__ЗАДАНИЕ__: Перепишите из отрывка без изменений часть, которая начинается со слов «Это ведь из» и продолжается до слов «далее. Вечное повторение.» включительно.

__ОТРЫВОК__:
_ _ _ _ _ _ _
Ей Богу, Россия похожа на гигантскую лабораторию, в которой основные
теоретические идеи Кьеркегора или Хайдеггера начали
проходить суровую проверку в горниле эксперимента за сотни лет до
появления последних на свет. Ведь действительно, нигде,
пожалуй, власть экзистенциалистского повторения
не проявлялась и не проявляется в историческом масштабе с
такой очевидностью, как в России.

Это ведь из века в век повторялось и повторяется. Всего четыре
агрегатных состояния знает историческое вещество России, всего
четыре, следующие друг за другом в раз и навсегда
установленном порядке. Болото — безмолвие, опричнина, смута,
самозванство, и снова болото, и так далее. Вечное повторение.

Например, Петр, начиная свои реформы, прибег ко все той же
опричнине, и даже чисто внешне это должно бы было броситься историку
в глаза. Потешные войска были войсками опричными, а
европейские одеяния, бритье подбородков, иноземные замашки заменяли
петровским опричникам старинные собачьи головы и метлы
опричников Ивана Грозного. Кончились петровские мероприятия, как
обычно, десятилетием смуты, утверждением и низвержением
множества самозванцев, от Долгоруких до Бирона, и, наконец,
воцарением при Елизавете старого русского болота. Последующие
дворцовые перевороты, убийства царей — это ведь были успешные
варианты подавления в зародыше попыток новой опричнины,
которую и Петр Третий, и Павел Первый готовы были учредить. И
даже сами эти негодные попытки бесталанных самодержцев вызвали
легкое подобие смуты, и приход надолго к власти самозванки
Екатерины, пример которой показывает, что не всегда в
русской истории самозванцы были обречены. Скорее, наоборот, они
чаще были успешны и в деле удержания власти, и на поприще
государственного строительства, но парадокс в том, что и самая
успешная деятельность самозваных властителей могла иметь
место только тогда, когда главным внутренним стержнем ее
являлось все то же повторение. Поэтому и новая
опричнина, и новая смута — они всегда были в России неизбежны.
_ _ _ _ _ _ _
__ПРЕДОСТАВЛЕННЫЕ СВЕДЕНИЯ__:
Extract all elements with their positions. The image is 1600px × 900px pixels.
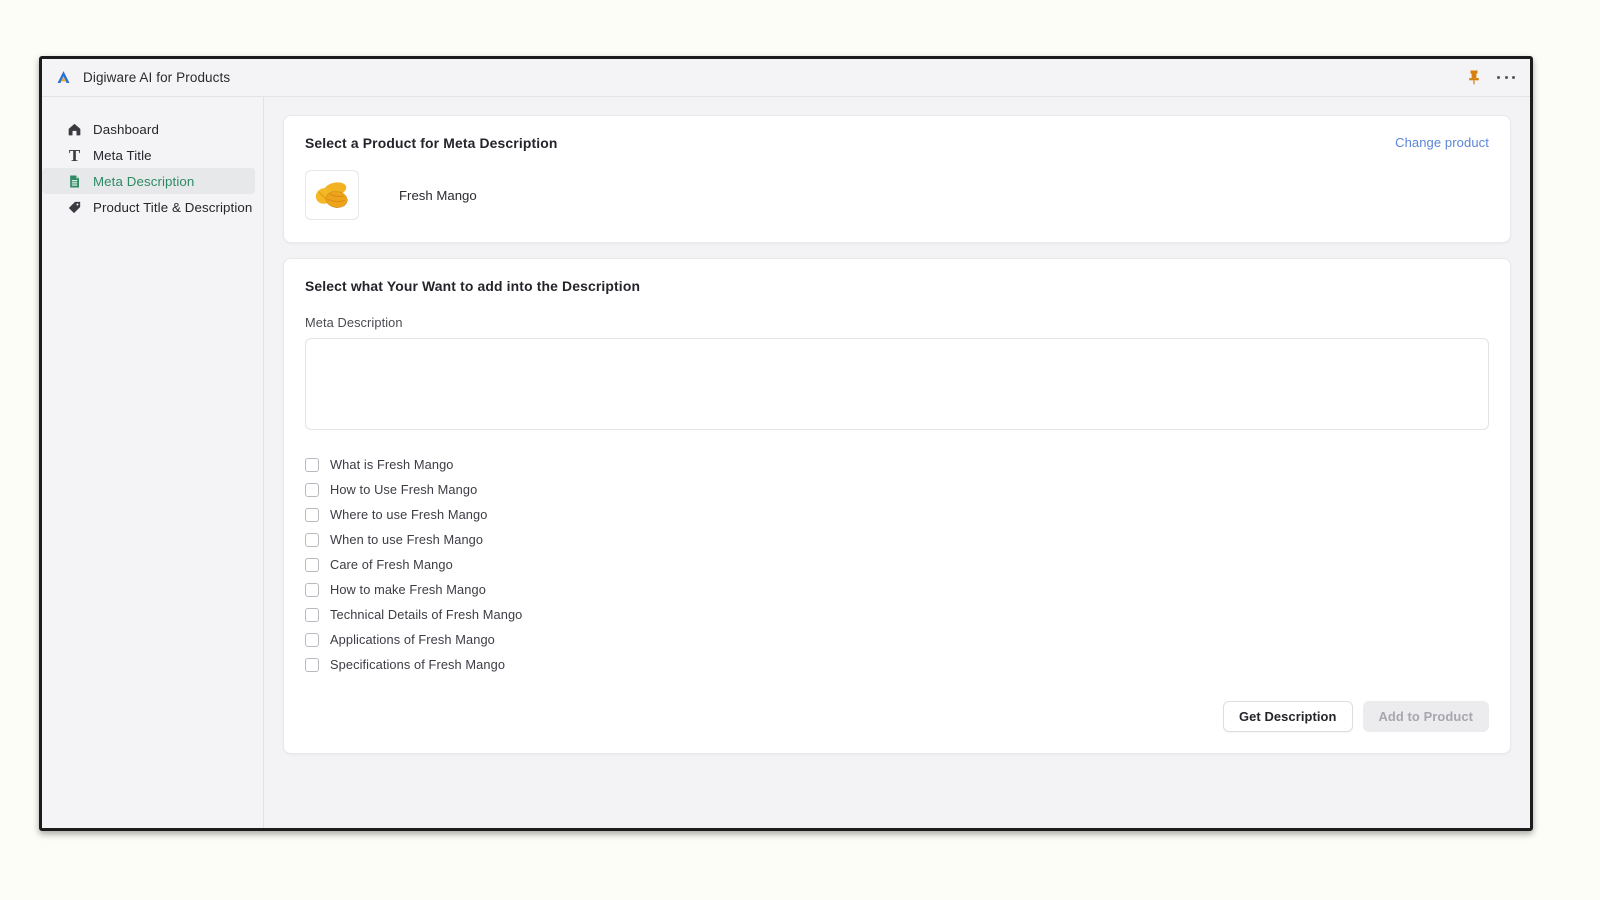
_ _ _ _ _ _ _
__ПОЛНЫЙ ОТВЕТ__:
Это ведь из века в век повторялось и повторяется. Всего четыре
агрегатных состояния знает историческое вещество России, всего
четыре, следующие друг за другом в раз и навсегда
установленном порядке. Болото — безмолвие, опричнина, смута,
самозванство, и снова болото, и так далее. Вечное повторение.